Written task » Count how many lines of the data below contain the string "انباشته"; the reply should be that number alone.

Rows »
______

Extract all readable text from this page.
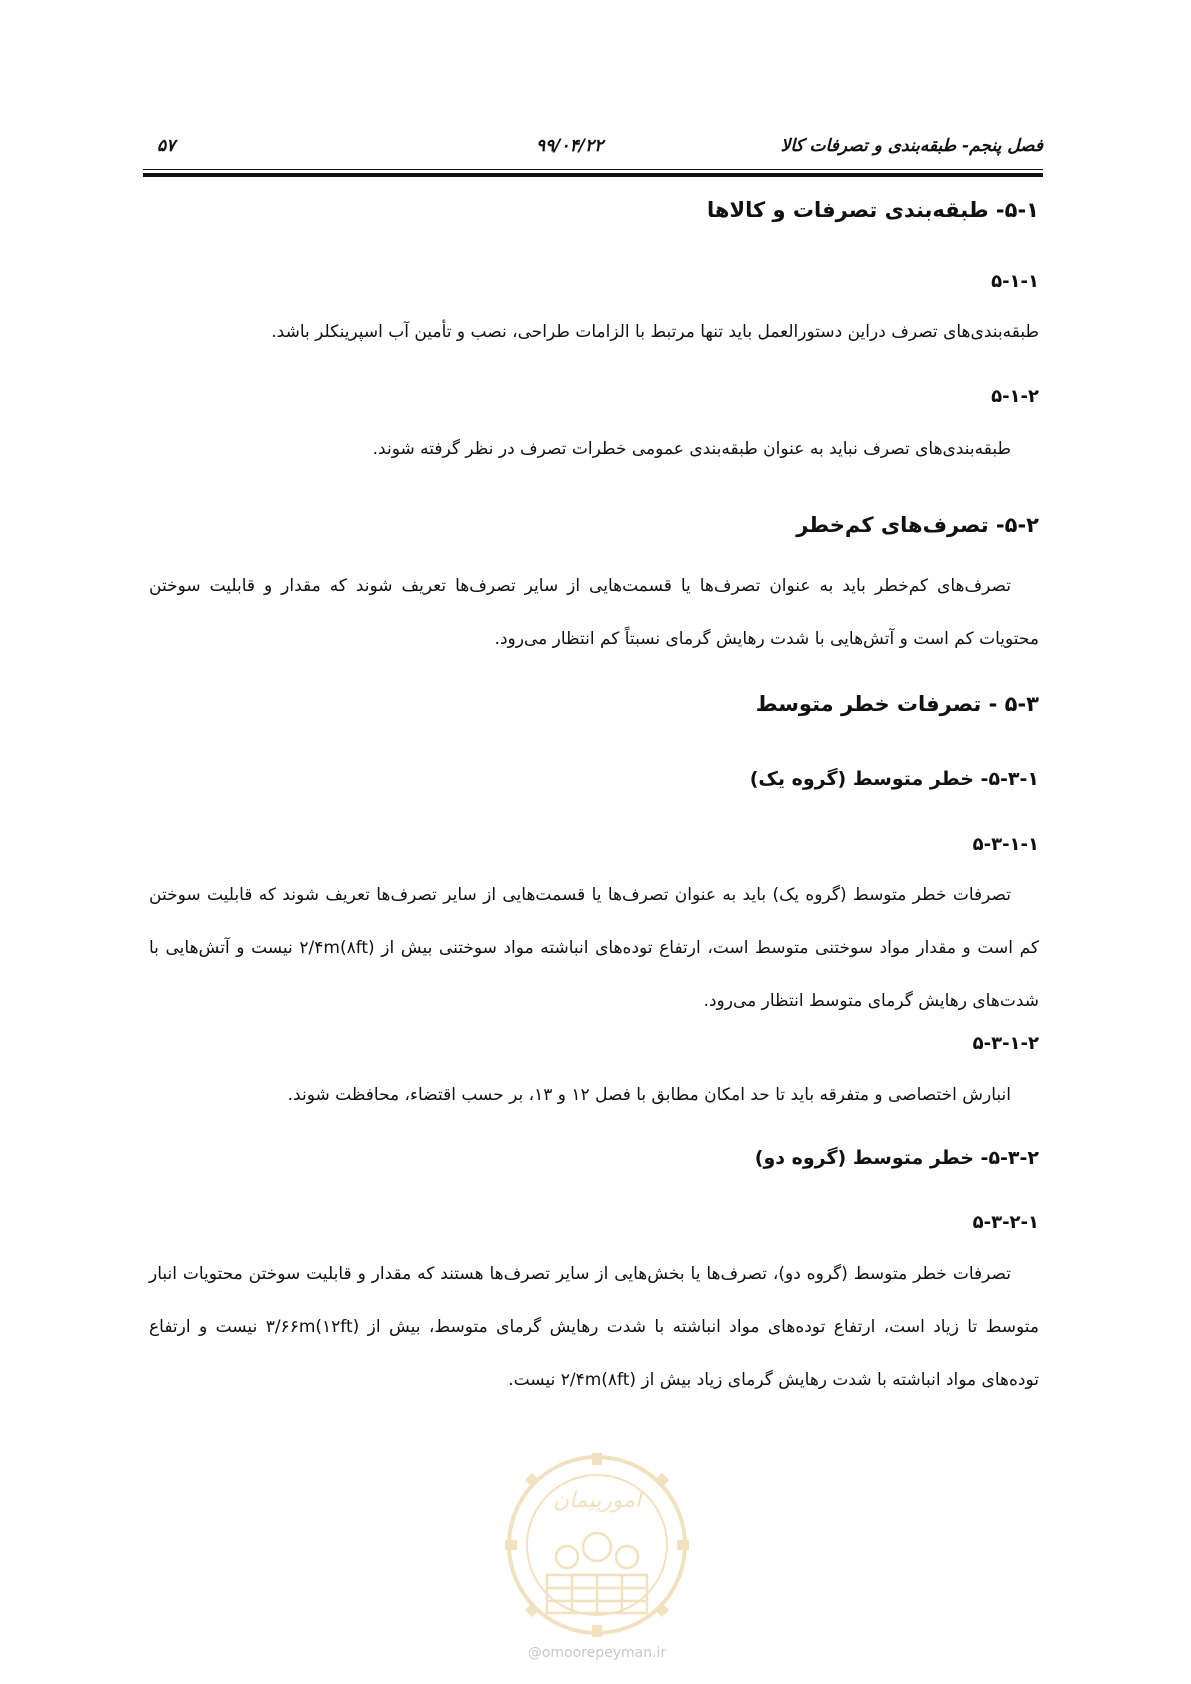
فصل پنجم- طبقه‌بندی و تصرفات کالا
۹۹/۰۴/۲۲
۵۷
۵-۱- طبقه‌بندی تصرفات و کالاها
۵-۱-۱
طبقه‌بندی‌های تصرف دراین دستورالعمل باید تنها مرتبط با الزامات طراحی، نصب و تأمین آب اسپرینکلر باشد.
۵-۱-۲
طبقه‌بندی‌های تصرف نباید به عنوان طبقه‌بندی عمومی خطرات تصرف در نظر گرفته شوند.
۵-۲- تصرف‌های کم‌خطر
تصرف‌های کم‌خطر باید به عنوان تصرف‌ها یا قسمت‌هایی از سایر تصرف‌ها تعریف شوند که مقدار و قابلیت سوختن محتویات کم است و آتش‌هایی با شدت رهایش گرمای نسبتاً کم انتظار می‌رود.
۵-۳ - تصرفات خطر متوسط
۵-۳-۱- خطر متوسط (گروه یک)
۵-۳-۱-۱
تصرفات خطر متوسط (گروه یک) باید به عنوان تصرف‌ها یا قسمت‌هایی از سایر تصرف‌ها تعریف شوند که قابلیت سوختن کم است و مقدار مواد سوختنی متوسط است، ارتفاع توده‌های انباشته مواد سوختنی بیش از ۲/۴m(۸ft) نیست و آتش‌هایی با شدت‌های رهایش گرمای متوسط انتظار می‌رود.
۵-۳-۱-۲
انبارش اختصاصی و متفرقه باید تا حد امکان مطابق با فصل ۱۲ و ۱۳، بر حسب اقتضاء، محافظت شوند.
۵-۳-۲- خطر متوسط (گروه دو)
۵-۳-۲-۱
تصرفات خطر متوسط (گروه دو)، تصرف‌ها یا بخش‌هایی از سایر تصرف‌ها هستند که مقدار و قابلیت سوختن محتویات انبار متوسط تا زیاد است، ارتفاع توده‌های مواد انباشته با شدت رهایش گرمای متوسط، بیش از ۳/۶۶m(۱۲ft) نیست و ارتفاع توده‌های مواد انباشته با شدت رهایش گرمای زیاد بیش از ۲/۴m(۸ft) نیست.
امورپیمان
@omoorepeyman.ir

______

In response » 2